→ **Directions for this task**: Reading down the listing below, count the lines where the word "JSON" shows up, then give only that count.

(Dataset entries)
+++++

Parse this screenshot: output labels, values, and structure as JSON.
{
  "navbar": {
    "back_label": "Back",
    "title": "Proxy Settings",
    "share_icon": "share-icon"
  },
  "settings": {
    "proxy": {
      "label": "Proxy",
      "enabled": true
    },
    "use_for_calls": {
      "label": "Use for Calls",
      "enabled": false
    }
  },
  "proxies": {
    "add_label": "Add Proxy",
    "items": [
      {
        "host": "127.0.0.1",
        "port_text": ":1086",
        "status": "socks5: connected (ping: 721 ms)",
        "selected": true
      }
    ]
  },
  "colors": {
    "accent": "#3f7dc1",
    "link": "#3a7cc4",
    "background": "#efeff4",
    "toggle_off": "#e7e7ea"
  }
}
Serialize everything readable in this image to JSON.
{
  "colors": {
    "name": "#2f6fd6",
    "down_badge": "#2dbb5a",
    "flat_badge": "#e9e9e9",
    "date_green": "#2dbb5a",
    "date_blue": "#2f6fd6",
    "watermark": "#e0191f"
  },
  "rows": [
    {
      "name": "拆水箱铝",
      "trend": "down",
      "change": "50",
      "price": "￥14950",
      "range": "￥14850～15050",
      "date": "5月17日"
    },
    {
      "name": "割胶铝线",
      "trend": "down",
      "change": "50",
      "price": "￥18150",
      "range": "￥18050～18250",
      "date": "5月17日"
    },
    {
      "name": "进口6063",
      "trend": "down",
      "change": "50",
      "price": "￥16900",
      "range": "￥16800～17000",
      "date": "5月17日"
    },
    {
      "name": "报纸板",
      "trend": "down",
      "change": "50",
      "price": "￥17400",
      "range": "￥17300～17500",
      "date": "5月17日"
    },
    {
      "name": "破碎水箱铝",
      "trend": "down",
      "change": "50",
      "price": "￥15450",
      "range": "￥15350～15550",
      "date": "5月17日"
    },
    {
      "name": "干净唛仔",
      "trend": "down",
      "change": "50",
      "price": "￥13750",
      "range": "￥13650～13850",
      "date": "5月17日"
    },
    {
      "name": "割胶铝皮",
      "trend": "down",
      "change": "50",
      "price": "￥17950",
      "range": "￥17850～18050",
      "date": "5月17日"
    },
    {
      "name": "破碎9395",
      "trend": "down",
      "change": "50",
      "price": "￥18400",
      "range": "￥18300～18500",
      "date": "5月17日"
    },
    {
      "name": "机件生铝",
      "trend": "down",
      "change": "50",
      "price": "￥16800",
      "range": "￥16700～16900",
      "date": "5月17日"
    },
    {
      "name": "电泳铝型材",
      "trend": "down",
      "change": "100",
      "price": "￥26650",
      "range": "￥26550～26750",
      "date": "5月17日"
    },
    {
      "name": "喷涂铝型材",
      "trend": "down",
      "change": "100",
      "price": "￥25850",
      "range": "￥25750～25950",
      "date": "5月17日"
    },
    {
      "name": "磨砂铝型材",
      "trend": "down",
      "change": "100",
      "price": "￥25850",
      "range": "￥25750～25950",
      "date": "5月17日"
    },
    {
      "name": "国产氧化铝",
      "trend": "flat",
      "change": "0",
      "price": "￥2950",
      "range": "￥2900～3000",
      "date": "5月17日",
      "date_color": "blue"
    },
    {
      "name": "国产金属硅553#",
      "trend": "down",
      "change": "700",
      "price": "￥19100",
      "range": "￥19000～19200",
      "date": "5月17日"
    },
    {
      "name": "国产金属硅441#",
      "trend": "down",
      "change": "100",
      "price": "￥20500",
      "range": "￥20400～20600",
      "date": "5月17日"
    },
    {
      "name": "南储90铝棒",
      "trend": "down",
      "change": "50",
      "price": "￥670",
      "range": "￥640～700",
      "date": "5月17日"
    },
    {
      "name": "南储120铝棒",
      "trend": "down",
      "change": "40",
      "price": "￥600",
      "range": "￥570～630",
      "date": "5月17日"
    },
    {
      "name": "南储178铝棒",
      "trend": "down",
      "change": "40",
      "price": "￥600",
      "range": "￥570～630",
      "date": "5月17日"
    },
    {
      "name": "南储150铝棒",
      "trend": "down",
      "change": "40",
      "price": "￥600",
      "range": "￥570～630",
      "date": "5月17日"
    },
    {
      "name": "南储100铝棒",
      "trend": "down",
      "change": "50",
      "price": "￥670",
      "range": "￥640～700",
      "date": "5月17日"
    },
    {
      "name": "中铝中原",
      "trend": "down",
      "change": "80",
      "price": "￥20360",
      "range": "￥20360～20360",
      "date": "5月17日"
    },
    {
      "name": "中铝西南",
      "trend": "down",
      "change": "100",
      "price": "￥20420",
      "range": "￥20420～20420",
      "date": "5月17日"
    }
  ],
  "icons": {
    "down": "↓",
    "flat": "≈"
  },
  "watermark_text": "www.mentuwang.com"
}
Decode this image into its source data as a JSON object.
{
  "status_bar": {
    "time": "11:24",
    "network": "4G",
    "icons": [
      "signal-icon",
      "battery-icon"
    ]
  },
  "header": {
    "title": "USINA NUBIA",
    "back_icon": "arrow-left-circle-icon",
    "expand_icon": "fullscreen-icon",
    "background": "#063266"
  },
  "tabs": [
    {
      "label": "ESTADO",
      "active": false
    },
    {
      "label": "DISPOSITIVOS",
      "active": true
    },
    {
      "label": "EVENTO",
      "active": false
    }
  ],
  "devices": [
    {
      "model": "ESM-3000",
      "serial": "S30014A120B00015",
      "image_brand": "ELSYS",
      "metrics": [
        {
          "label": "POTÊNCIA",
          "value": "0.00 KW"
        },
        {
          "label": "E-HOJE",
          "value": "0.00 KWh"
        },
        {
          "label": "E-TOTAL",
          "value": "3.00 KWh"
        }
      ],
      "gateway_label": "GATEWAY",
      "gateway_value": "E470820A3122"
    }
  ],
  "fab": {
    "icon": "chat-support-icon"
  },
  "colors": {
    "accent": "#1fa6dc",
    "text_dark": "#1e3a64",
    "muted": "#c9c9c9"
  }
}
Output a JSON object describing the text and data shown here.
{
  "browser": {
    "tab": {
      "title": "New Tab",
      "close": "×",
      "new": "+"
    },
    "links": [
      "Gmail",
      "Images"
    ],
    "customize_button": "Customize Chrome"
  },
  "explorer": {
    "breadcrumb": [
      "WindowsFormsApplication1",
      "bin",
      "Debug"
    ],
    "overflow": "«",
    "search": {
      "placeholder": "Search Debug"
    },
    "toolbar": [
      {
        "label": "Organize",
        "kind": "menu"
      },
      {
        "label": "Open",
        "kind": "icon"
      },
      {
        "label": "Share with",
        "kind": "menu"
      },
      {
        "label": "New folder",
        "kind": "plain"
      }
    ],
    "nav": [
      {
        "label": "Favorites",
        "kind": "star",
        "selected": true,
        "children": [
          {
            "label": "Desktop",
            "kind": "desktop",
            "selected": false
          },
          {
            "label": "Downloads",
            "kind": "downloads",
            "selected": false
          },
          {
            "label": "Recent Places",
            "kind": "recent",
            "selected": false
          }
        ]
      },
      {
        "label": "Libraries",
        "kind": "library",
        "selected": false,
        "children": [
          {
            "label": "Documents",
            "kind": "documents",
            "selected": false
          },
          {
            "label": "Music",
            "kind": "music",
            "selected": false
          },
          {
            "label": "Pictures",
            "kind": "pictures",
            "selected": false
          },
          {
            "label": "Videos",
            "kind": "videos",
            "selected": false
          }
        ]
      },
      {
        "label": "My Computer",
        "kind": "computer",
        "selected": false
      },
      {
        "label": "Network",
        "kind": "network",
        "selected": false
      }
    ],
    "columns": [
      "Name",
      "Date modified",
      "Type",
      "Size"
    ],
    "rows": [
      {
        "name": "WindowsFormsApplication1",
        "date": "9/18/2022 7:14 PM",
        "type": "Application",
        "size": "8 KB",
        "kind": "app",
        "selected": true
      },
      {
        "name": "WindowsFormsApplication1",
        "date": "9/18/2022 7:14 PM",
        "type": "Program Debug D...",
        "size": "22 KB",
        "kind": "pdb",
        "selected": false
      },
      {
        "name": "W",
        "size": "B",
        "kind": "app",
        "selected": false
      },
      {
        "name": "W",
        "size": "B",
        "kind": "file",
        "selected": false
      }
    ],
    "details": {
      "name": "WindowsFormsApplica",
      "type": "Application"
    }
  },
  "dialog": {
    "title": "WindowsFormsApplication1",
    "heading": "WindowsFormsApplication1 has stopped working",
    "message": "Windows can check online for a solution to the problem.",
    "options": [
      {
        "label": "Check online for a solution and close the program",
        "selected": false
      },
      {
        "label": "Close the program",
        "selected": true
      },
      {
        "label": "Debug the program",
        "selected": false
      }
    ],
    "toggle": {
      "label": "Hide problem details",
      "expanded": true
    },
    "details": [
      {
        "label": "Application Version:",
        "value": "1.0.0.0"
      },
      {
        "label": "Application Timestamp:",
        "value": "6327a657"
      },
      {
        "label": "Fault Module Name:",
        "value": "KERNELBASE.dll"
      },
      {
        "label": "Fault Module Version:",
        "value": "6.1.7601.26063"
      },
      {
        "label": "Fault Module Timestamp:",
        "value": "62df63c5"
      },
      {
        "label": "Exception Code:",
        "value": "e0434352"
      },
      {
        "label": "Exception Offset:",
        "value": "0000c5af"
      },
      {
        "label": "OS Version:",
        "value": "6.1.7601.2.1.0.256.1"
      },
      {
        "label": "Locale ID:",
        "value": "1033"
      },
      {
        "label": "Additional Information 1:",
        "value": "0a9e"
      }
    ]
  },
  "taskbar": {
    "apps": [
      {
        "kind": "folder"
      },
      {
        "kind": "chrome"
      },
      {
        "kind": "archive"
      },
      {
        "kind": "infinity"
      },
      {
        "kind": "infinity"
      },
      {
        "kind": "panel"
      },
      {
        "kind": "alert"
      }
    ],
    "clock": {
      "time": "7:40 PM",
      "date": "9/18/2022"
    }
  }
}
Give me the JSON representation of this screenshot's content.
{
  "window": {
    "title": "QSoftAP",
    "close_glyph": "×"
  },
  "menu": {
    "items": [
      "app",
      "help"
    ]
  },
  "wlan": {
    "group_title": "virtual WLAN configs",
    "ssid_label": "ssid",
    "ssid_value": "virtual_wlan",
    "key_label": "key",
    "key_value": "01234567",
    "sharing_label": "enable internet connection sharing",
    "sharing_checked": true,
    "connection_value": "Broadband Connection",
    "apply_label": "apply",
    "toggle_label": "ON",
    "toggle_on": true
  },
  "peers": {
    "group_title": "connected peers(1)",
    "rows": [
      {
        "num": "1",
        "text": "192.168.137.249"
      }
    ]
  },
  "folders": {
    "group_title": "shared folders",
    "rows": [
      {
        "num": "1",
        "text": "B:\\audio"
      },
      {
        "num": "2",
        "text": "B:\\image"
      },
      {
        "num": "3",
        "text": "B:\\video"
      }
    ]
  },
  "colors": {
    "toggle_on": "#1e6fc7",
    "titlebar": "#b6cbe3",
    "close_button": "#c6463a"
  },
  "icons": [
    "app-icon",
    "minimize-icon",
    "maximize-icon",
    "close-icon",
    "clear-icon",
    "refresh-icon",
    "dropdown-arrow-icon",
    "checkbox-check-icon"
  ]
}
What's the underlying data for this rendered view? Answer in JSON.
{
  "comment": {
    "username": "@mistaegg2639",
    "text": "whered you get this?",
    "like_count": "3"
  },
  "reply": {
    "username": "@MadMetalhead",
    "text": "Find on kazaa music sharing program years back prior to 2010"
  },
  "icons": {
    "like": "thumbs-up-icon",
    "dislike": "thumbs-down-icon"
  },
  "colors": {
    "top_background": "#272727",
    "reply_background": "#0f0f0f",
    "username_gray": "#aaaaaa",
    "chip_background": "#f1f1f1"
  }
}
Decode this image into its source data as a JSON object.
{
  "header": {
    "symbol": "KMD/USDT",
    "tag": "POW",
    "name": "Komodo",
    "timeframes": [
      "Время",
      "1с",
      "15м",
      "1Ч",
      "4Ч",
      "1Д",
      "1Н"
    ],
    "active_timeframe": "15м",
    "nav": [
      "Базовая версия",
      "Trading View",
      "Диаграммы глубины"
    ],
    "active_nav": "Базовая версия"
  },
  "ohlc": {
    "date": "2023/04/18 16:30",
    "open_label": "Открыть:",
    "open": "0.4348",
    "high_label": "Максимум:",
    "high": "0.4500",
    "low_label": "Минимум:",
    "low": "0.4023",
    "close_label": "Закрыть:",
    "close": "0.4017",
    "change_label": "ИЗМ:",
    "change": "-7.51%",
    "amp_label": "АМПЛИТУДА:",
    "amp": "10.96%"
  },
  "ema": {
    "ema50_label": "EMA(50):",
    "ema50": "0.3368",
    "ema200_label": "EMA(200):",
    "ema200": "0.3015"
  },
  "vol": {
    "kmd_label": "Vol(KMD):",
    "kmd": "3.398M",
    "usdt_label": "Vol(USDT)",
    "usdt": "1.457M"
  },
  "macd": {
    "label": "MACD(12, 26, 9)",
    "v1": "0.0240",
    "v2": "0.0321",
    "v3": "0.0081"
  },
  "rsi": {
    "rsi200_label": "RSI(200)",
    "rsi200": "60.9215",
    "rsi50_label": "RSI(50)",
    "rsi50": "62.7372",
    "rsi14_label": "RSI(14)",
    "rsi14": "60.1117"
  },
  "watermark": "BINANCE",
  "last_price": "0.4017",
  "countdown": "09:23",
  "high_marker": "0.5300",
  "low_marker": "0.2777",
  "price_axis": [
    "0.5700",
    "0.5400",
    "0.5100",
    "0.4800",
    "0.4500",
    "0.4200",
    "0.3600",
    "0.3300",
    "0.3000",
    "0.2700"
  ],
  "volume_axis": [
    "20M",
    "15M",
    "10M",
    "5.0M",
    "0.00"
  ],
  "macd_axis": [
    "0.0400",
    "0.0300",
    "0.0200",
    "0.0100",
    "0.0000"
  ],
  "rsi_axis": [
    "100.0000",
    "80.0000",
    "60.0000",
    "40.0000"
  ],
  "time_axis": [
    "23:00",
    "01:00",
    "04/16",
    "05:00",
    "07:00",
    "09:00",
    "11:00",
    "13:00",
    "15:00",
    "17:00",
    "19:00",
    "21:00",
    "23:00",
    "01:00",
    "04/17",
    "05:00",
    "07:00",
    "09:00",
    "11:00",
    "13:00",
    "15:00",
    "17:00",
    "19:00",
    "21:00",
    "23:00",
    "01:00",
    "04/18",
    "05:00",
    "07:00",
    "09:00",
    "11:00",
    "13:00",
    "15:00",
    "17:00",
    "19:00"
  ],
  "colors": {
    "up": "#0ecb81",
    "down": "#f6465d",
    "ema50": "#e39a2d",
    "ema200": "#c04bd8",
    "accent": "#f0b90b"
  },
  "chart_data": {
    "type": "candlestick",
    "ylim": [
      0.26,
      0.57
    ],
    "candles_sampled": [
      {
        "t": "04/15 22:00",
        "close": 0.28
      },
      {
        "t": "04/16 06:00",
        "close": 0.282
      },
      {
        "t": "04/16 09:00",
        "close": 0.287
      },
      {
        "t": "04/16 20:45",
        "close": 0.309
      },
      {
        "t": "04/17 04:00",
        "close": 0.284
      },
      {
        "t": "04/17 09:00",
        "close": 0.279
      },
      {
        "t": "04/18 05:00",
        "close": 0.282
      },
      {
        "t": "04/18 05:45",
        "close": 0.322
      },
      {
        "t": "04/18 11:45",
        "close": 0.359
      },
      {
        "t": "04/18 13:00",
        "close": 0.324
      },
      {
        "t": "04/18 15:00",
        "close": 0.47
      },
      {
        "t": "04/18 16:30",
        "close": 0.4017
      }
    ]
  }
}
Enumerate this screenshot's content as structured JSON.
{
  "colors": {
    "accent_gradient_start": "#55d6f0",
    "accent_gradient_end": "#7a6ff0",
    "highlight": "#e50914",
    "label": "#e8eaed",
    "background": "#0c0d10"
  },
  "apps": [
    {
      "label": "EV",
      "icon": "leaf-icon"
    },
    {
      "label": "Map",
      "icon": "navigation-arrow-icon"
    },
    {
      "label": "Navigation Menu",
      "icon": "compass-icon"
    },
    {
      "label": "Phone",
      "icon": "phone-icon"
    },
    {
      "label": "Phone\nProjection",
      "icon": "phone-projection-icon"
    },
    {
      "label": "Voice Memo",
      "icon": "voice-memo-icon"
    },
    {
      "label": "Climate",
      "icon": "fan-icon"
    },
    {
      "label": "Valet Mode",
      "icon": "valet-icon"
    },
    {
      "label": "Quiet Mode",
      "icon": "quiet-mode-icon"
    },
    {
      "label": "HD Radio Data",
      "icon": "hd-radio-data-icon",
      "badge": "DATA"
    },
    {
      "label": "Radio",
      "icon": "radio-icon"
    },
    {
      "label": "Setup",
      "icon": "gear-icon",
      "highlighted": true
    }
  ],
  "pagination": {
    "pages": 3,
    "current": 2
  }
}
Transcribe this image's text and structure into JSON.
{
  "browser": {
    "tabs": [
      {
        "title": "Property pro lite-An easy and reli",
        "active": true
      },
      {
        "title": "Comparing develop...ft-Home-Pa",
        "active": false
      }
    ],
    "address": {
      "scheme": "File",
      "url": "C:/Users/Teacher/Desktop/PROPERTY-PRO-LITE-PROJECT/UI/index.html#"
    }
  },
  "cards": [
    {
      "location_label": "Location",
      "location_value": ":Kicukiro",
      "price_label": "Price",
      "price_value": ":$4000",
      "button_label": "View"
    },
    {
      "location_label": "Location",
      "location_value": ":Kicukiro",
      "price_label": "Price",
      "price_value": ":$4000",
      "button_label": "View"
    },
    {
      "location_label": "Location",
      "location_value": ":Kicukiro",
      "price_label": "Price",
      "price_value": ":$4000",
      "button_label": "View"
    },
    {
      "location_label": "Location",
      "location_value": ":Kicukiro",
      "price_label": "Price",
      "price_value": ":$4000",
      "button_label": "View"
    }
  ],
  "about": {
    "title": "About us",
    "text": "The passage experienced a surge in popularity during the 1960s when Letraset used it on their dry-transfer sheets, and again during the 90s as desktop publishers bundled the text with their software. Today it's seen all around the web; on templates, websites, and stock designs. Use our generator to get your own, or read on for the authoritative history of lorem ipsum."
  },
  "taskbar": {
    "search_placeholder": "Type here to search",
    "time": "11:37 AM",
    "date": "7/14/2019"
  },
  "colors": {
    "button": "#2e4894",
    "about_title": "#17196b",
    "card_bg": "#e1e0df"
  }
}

+++++

→ **Complete answer**: 9